→ Record extracts:
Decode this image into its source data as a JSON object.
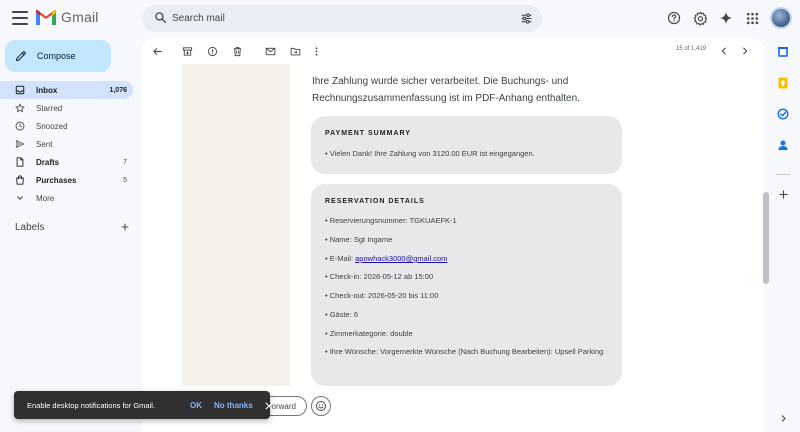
{
  "app": {
    "name": "Gmail"
  },
  "search": {
    "placeholder": "Search mail"
  },
  "compose": {
    "label": "Compose"
  },
  "sidebar": {
    "items": [
      {
        "label": "Inbox",
        "count": "1,076"
      },
      {
        "label": "Starred",
        "count": ""
      },
      {
        "label": "Snoozed",
        "count": ""
      },
      {
        "label": "Sent",
        "count": ""
      },
      {
        "label": "Drafts",
        "count": "7"
      },
      {
        "label": "Purchases",
        "count": "5"
      },
      {
        "label": "More",
        "count": ""
      }
    ],
    "labels_title": "Labels"
  },
  "toolbar": {
    "pager": "15 of 1,419"
  },
  "email": {
    "intro": "Ihre Zahlung wurde sicher verarbeitet. Die Buchungs- und Rechnungszusammenfassung ist im PDF-Anhang enthalten.",
    "payment": {
      "title": "PAYMENT SUMMARY",
      "line": "• Vielen Dank! Ihre Zahlung von 3120.00 EUR ist eingegangen."
    },
    "reservation": {
      "title": "RESERVATION DETAILS",
      "reservation_number": "• Reservierungsnummer: TGKUAEFK-1",
      "name": "• Name: Sgt Ingame",
      "email_prefix": "• E-Mail: ",
      "email_link": "apowhack3000@gmail.com",
      "checkin": "• Check-in: 2026-05-12 ab 15:00",
      "checkout": "• Check-out: 2026-05-20 bis 11:00",
      "guests": "• Gäste: 6",
      "room": "• Zimmerkategorie: double",
      "wishes": "• Ihre Wünsche: Vorgemerkte Wünsche (Nach Buchung Bearbeiten): Upsell Parking"
    }
  },
  "reply": {
    "forward_label": "Forward"
  },
  "snackbar": {
    "text": "Enable desktop notifications for Gmail.",
    "ok": "OK",
    "no_thanks": "No thanks"
  },
  "colors": {
    "accent": "#0b57d0",
    "compose": "#c2e7ff",
    "active_nav": "#d3e3fd",
    "panel": "#e8e8ea",
    "snackbar": "#303030",
    "snackbar_action": "#8ab4f8"
  }
}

→ Task objective: Tally how many lines of the data include the word "Ihre". Write the number and nothing else.

→ Output: 3